PASSAGE FOURNI:
____________________
Les îles Diaoyu (Sendaku) sont situées à 200 km au NE de Taiwan et à 400 km au SE d’Okinawa. Elles sont inhabitées et ont fait partie, avec Taiwan, des conquêtes territoriales du Japon après le traité de Simonoseki (1895) et la défaite de la Chine.
A la fin de la deuxième guerre mondiale, Chiang Kai-shek refuse d’occuper ces îles; les Etats Unis les retournent au Japon lors du traité d’Okinawa signé en 1970. Protestations de Taiwan et de la Chine Populaire mais aussi mouvement virulent des Taiwanais étudiant aux Etats- Unis.
- – Un étudiant politiquement engagé :
Guo Songfen prépare à cette époque un diplôme à l’université de Berkeley. Il est né en 1938 à Taipei et est diplômé en 1961 de la National Taiwan University. Il y enseigne de 1963 à 1965 et y rencontre sa future femme, la romancière Lee Yu. Il côtoie ceux qui deviendront les maîtres de la littérature taiwanaise: Bai Xianyong, Wang Wenxing, Chen Ruoxi…
Après un MA à Berkeley en littérature comparée, il se lance dans l’action politique, le mouvement Baodiao, de défense des îles Diaoyu: des manifestations à Princeton et en janvier 1971 à New York au siège des Nations Unies. Le mouvement critique les Etats-Unis mais surtout l’inaction et le régime de Chiang Kai-shek. Cependant en octobre 1971, la Chine Populaire est admise aux Nations Unies et la position diplomatique de Taiwan très limitée…
Guo Songfen visite la Chine en 1974 et est très déçu. Il poursuit des études de philosophie et de marxisme et publie quelques essais politiques. Il est interdit de séjour à Taiwan et devra vivre aux Etats-Unis comme traducteur aux Nations Unies. Il ne fera qu’une seule visite à Taiwan avant sa mort en 2006.
Quant aux îles Diaoyu, elles sont, périodiquement et notamment en 2012, l’occasion d’affrontements diplomatiques entre la Chine et le Japon et de violentes manifestations anti-japonaises.
- – Un écrivain moderniste, rare et très élégant :
Guo Songfen a peu écrit et uniquement des nouvelles. Un styliste élégant, des textes magnifiques, des personnages dont on se souvient. Le premier récit qui l’a fait connaître, en 1984, « Récit de lune » a été traduit en français (1) et inclus également dans le remarquable recueil de six nouvelles (2) publié par la prestigieuse collection « Modern Chinese Literature from Taiwan ».
____________________
DONNÉES FOURNIES:
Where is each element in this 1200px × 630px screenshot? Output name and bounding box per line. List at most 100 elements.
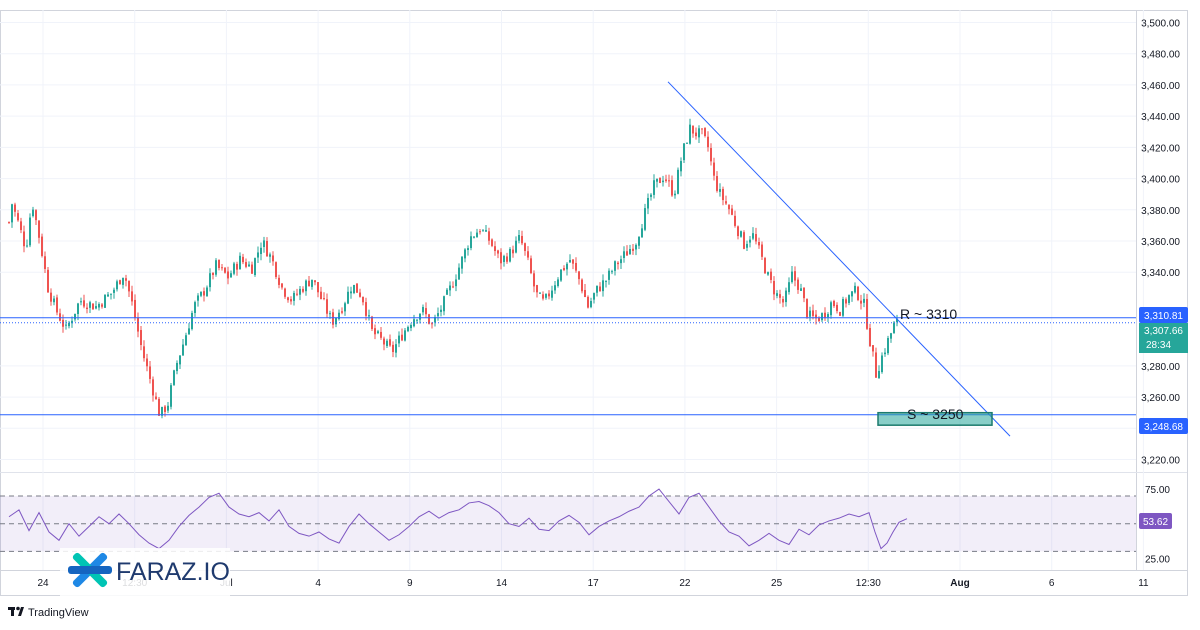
____________________
SÉRIE DE TÂCHES:
A: D'après le passage sur Guo Songfen, quel diplôme a-t-il obtenu à Berkeley ?
B: Rédigez la suite du passage sur Guo Songfen après sa dernière phrase.
La liste n'a aucun rapport avec le passage sur Guo Songfen.

RÉPONSES PAR TÂCHE:
A: Un MA en littérature comparée.

B:
Ecrit du point de vue de la femme, Wenhui, un beau texte très désabusé. A la fin de l’occupation japonaise, Tienmin est tuberculeux et gravement malade. Wenhui l’épouse; c’est une femme assez traditionnelle, qui n’a guère de conscience politique et pour laquelle son mariage est une priorité.
Bien soigné par sa femme et le docteur Cai, Tienmin se rétablit; ils montent une bibliothèque de prêt mais Tienmin est rarement là. Il voit un groupe d’amis autour du docteur Cai et de la belle Madame Yang, une militante dont Wenhui est jalouse.
Wenhui les dénonce au commissariat et mentionne notamment une caisse de livres que son mari lui a interdit d’ouvrir. Le groupe, qui a installé un émetteur radio dans le grenier de l’église, sera fusillé. On est dans la période de la Terreur Blanche après l’incident du 28/2/1947 où l’armée nationaliste massacre des milliers d’habitants de l’île; cet état d’exception ne se terminera qu’en 1987.
- – Des nouvelles autour de la lune et des femmes :
« Wailing Moon » (1984) est le monologue intérieur d’une femme devant le cadavre de son mari dans un funérarium. Elle se remémore leur vie commune de trente ans; leur absence d’enfants est le symbole de l’échec de ce couple qui n’est jamais parvenu à réellement communiquer. Pas de dialogues, beaucoup d’images, le rythme de la poésie, l’importance des fleurs pour le défunt et la lune, symbole féminin essentiel.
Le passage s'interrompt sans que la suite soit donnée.